>> Start PASSAGE PROVIDED

Wednesday, January 27, 2010

Philippines Peace Talks Regain Traction After Lengthy Hiatus
















The Philippines’ peace talks with the largest insurgency group, the Moro Islamic Liberation Front, have shown staying power since resuming last month after folding in 2008.

Cotabato, Philippines

The Moro Islamic Liberation Front (MILF), the largest insurgency group in the Philippines, is giving jaw-jaw another shot.

The peace talks, which resumed last month, are up against a tough political deadline, as President Gloria Arroyo prepares to step down in July. Observers say the two sides must also grapple with the fallout from a controversial 2008 territorial agreement that the Supreme Court ruled unconstitutional, sparking fierce clashes in central Mindanao that displaced hundreds of thousands of civilians.
Yet for all that, the talks hold out hope of a power-sharing deal on the troubled island.

The latest cease-fire between the MILF and the Philippine government, signed last July, appears to be holding. A Malaysian-led monitoring team is expected to return as early as next month and will have an additional mandate to protect civilians while also watching for violations of the truce. For its part, the government has agreed not to pursue three MILF commanders who led the 2008 attacks and face criminal charges.

Ms. Arroyo has vowed to push for a final peace accord with the MILF that would be a legacy for her presidency, which began in 2001. Western diplomats and peace activists say this timetable for negotiations – begun in 2002 – is overly ambitious, given the divisions between negotiators on critical issues. “That would be fine for an administration that has time to go through all the steps. But this administration doesn’t,” says a Western diplomat in Manila.

A more likely outcome is a peace process that leaves the heavy lifting on constitutional issues to the next administration. The elections will be held in May. So far, the presidential front-runners have offered few specifics on Mindanao, though former president Joseph Estrada has vowed a return to anti-MILF military operations if he’s elected, an outcome that most analysts discount.

Inviting outside observers

One innovation in the revived talks is the formation of an international contact group to observe and advise the two sides. The group brings together Britain, Japan, Turkey, and four nongovernmental organizations, providing a degree of continuity and persuasion, though its scope is limited.

The MILF had wanted to designate friendly countries as international guarantors, but the government resisted this idea.The resumption of the peace process is supported by the US, which isn’t part of the contact group. While US Special Forces are helping Philippine troops to hunt down Islamist militants in parts of Mindanao, the US doesn’t consider the MILF to be terrorists. Indeed, senior US diplomats have traveled here to meet MILF leaders. This diplomacy is backed by increased development aid: 60 percent of US assistance to the Philippines goes to Mindanao.

>> End PASSAGE PROVIDED
>> Start STORED RECORDS

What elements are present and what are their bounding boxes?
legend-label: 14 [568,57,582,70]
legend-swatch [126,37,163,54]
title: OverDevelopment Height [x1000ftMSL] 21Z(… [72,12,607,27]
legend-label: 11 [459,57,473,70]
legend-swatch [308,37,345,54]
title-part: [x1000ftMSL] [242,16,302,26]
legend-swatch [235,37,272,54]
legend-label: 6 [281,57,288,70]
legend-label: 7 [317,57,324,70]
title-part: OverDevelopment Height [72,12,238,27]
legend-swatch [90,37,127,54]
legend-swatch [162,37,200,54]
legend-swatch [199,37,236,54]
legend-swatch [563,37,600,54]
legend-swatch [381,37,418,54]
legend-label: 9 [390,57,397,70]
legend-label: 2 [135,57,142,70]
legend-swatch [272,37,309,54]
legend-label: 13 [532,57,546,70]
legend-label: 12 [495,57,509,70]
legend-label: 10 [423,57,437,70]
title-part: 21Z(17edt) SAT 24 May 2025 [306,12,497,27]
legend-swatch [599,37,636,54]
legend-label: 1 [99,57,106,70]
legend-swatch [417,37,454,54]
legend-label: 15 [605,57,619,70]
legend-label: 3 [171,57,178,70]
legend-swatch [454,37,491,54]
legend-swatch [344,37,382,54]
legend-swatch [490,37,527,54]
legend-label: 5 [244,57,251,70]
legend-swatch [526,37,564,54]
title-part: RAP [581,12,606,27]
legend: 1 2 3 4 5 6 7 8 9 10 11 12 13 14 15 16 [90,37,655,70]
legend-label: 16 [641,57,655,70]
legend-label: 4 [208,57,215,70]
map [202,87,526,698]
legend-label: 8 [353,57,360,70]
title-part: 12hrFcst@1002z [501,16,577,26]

>> End STORED RECORDS

- [GIVEN EXERCISE 1]:
Please say whether each statement below agrees with the article on the Philippines peace talks, answering yes or no and quoting the deciding words from it: (a) The US belongs to the international contact group. (b) The latest cease-fire was signed last July. (c) The elections will be held in May.
- [GIVEN EXERCISE 2]:
Carry on the article on the Philippines peace talks from its last sentence.

- [RESULT 1]:
(a) No: "The resumption of the peace process is supported by the US, which isn’t part of the contact group."
(b) Yes: "The latest cease-fire between the MILF and the Philippine government, signed last July, appears to be holding."
(c) Yes: "The elections will be held in May."

- [RESULT 2]:
Conflict stretches back decades

Since the 1970s, the MILF has fought for a separate homeland on an island that was once overwhelmingly Muslim but is now divided between Muslims and Christians, who form the majority in the Philippines. The group has about 15,000 combatants and continues to train and recruit.

In the 1990s, MILF fighters returning from Afghanistan opened their training camps to foreign militants, making Mindanao a regional terrorist hub. Those foreign links have mostly been severed, though not by all MILF base commanders, according to Philippine and US military officials.

In 2008, after six years of slow progress, peace negotiators agreed on the boundaries of a self-ruled “Bangsamoro” territory in Mindanao that the MILF had sought. But opposition flared in local Christian communities and the Supreme Court ruled the agreement as unconstitutional, a setback that quickly sank the peace talks.

Last year's cease-fire was reached after a troubling attack here: MILF bombers were behind the bombing of Cotabato’s Roman Catholic cathedral, says Army spokesman Col. Jonathan Ponce. Five people died and another 29 were injured in the attack. But Ponce said security forces would not pursue MILF commanders involved now that the group has entered peace talks.

The MILF hasn’t dropped its territorial claim but is prepared to put it aside while negotiators work on other points.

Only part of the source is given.